DATASET:
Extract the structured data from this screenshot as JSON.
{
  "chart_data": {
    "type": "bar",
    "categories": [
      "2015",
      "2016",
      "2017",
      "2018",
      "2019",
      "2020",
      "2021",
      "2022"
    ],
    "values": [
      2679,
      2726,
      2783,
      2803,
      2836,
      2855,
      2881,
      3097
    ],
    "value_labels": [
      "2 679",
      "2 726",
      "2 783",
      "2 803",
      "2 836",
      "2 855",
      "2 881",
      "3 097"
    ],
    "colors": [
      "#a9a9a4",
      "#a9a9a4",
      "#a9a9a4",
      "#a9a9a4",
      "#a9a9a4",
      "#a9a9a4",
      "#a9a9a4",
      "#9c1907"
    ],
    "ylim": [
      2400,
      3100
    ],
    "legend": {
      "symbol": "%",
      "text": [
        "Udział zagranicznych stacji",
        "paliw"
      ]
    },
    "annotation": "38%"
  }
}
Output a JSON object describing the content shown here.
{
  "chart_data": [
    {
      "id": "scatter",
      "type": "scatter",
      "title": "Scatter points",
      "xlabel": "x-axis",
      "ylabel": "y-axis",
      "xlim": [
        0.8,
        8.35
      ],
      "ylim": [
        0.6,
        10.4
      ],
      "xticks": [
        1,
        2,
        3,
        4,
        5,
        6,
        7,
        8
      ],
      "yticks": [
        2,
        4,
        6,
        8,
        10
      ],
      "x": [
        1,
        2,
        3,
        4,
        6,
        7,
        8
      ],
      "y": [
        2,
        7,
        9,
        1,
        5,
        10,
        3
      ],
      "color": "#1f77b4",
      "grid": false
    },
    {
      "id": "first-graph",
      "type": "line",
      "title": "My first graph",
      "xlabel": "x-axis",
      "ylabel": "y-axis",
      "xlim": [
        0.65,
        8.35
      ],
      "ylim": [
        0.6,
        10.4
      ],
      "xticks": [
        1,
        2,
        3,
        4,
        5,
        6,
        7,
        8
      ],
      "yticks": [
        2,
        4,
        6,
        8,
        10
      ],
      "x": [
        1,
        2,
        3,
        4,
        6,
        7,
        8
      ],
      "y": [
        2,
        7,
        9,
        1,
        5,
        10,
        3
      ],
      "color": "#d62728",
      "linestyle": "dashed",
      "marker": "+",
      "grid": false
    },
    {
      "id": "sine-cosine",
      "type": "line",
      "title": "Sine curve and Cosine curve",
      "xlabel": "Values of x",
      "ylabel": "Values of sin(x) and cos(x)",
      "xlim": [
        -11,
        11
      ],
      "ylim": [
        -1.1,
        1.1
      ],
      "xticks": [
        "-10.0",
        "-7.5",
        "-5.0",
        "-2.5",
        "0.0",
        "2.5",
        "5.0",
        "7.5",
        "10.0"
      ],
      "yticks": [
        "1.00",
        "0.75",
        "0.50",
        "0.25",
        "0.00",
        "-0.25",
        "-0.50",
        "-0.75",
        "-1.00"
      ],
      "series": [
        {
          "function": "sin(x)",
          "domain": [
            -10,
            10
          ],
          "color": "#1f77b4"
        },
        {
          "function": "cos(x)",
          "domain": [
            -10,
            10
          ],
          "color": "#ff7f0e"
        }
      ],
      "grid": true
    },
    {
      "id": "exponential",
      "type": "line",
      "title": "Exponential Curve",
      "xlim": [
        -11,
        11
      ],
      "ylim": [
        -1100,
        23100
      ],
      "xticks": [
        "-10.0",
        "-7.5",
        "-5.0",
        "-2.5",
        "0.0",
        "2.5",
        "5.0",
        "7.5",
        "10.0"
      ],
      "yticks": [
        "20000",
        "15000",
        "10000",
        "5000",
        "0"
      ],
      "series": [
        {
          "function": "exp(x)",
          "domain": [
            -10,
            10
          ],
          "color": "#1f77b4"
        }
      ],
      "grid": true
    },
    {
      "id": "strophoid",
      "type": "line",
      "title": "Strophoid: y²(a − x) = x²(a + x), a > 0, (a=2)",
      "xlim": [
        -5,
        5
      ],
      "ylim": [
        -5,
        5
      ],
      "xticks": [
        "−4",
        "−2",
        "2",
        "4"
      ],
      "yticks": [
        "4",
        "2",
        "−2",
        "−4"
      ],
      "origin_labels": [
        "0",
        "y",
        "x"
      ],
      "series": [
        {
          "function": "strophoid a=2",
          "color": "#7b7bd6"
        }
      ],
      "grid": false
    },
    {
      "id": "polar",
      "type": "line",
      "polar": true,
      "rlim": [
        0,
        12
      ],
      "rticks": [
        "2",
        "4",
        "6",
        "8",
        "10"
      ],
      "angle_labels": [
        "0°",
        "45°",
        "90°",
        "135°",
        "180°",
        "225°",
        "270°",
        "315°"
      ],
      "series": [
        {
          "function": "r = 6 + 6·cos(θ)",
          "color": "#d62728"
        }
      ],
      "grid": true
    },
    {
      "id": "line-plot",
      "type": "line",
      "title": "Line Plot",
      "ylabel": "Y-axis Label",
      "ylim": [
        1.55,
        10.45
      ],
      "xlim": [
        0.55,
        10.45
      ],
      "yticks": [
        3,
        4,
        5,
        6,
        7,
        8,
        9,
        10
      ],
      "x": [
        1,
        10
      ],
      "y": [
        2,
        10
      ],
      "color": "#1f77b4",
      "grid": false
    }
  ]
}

WRITTEN EXERCISE:
Repeat all the records. Match each line exactly.

WRITTEN RESPONSE:
Extract the structured data from this screenshot as JSON.
{
  "chart_data": {
    "type": "bar",
    "categories": [
      "2015",
      "2016",
      "2017",
      "2018",
      "2019",
      "2020",
      "2021",
      "2022"
    ],
    "values": [
      2679,
      2726,
      2783,
      2803,
      2836,
      2855,
      2881,
      3097
    ],
    "value_labels": [
      "2 679",
      "2 726",
      "2 783",
      "2 803",
      "2 836",
      "2 855",
      "2 881",
      "3 097"
    ],
    "colors": [
      "#a9a9a4",
      "#a9a9a4",
      "#a9a9a4",
      "#a9a9a4",
      "#a9a9a4",
      "#a9a9a4",
      "#a9a9a4",
      "#9c1907"
    ],
    "ylim": [
      2400,
      3100
    ],
    "legend": {
      "symbol": "%",
      "text": [
        "Udział zagranicznych stacji",
        "paliw"
      ]
    },
    "annotation": "38%"
  }
}
Output a JSON object describing the content shown here.
{
  "chart_data": [
    {
      "id": "scatter",
      "type": "scatter",
      "title": "Scatter points",
      "xlabel": "x-axis",
      "ylabel": "y-axis",
      "xlim": [
        0.8,
        8.35
      ],
      "ylim": [
        0.6,
        10.4
      ],
      "xticks": [
        1,
        2,
        3,
        4,
        5,
        6,
        7,
        8
      ],
      "yticks": [
        2,
        4,
        6,
        8,
        10
      ],
      "x": [
        1,
        2,
        3,
        4,
        6,
        7,
        8
      ],
      "y": [
        2,
        7,
        9,
        1,
        5,
        10,
        3
      ],
      "color": "#1f77b4",
      "grid": false
    },
    {
      "id": "first-graph",
      "type": "line",
      "title": "My first graph",
      "xlabel": "x-axis",
      "ylabel": "y-axis",
      "xlim": [
        0.65,
        8.35
      ],
      "ylim": [
        0.6,
        10.4
      ],
      "xticks": [
        1,
        2,
        3,
        4,
        5,
        6,
        7,
        8
      ],
      "yticks": [
        2,
        4,
        6,
        8,
        10
      ],
      "x": [
        1,
        2,
        3,
        4,
        6,
        7,
        8
      ],
      "y": [
        2,
        7,
        9,
        1,
        5,
        10,
        3
      ],
      "color": "#d62728",
      "linestyle": "dashed",
      "marker": "+",
      "grid": false
    },
    {
      "id": "sine-cosine",
      "type": "line",
      "title": "Sine curve and Cosine curve",
      "xlabel": "Values of x",
      "ylabel": "Values of sin(x) and cos(x)",
      "xlim": [
        -11,
        11
      ],
      "ylim": [
        -1.1,
        1.1
      ],
      "xticks": [
        "-10.0",
        "-7.5",
        "-5.0",
        "-2.5",
        "0.0",
        "2.5",
        "5.0",
        "7.5",
        "10.0"
      ],
      "yticks": [
        "1.00",
        "0.75",
        "0.50",
        "0.25",
        "0.00",
        "-0.25",
        "-0.50",
        "-0.75",
        "-1.00"
      ],
      "series": [
        {
          "function": "sin(x)",
          "domain": [
            -10,
            10
          ],
          "color": "#1f77b4"
        },
        {
          "function": "cos(x)",
          "domain": [
            -10,
            10
          ],
          "color": "#ff7f0e"
        }
      ],
      "grid": true
    },
    {
      "id": "exponential",
      "type": "line",
      "title": "Exponential Curve",
      "xlim": [
        -11,
        11
      ],
      "ylim": [
        -1100,
        23100
      ],
      "xticks": [
        "-10.0",
        "-7.5",
        "-5.0",
        "-2.5",
        "0.0",
        "2.5",
        "5.0",
        "7.5",
        "10.0"
      ],
      "yticks": [
        "20000",
        "15000",
        "10000",
        "5000",
        "0"
      ],
      "series": [
        {
          "function": "exp(x)",
          "domain": [
            -10,
            10
          ],
          "color": "#1f77b4"
        }
      ],
      "grid": true
    },
    {
      "id": "strophoid",
      "type": "line",
      "title": "Strophoid: y²(a − x) = x²(a + x), a > 0, (a=2)",
      "xlim": [
        -5,
        5
      ],
      "ylim": [
        -5,
        5
      ],
      "xticks": [
        "−4",
        "−2",
        "2",
        "4"
      ],
      "yticks": [
        "4",
        "2",
        "−2",
        "−4"
      ],
      "origin_labels": [
        "0",
        "y",
        "x"
      ],
      "series": [
        {
          "function": "strophoid a=2",
          "color": "#7b7bd6"
        }
      ],
      "grid": false
    },
    {
      "id": "polar",
      "type": "line",
      "polar": true,
      "rlim": [
        0,
        12
      ],
      "rticks": [
        "2",
        "4",
        "6",
        "8",
        "10"
      ],
      "angle_labels": [
        "0°",
        "45°",
        "90°",
        "135°",
        "180°",
        "225°",
        "270°",
        "315°"
      ],
      "series": [
        {
          "function": "r = 6 + 6·cos(θ)",
          "color": "#d62728"
        }
      ],
      "grid": true
    },
    {
      "id": "line-plot",
      "type": "line",
      "title": "Line Plot",
      "ylabel": "Y-axis Label",
      "ylim": [
        1.55,
        10.45
      ],
      "xlim": [
        0.55,
        10.45
      ],
      "yticks": [
        3,
        4,
        5,
        6,
        7,
        8,
        9,
        10
      ],
      "x": [
        1,
        10
      ],
      "y": [
        2,
        10
      ],
      "color": "#1f77b4",
      "grid": false
    }
  ]
}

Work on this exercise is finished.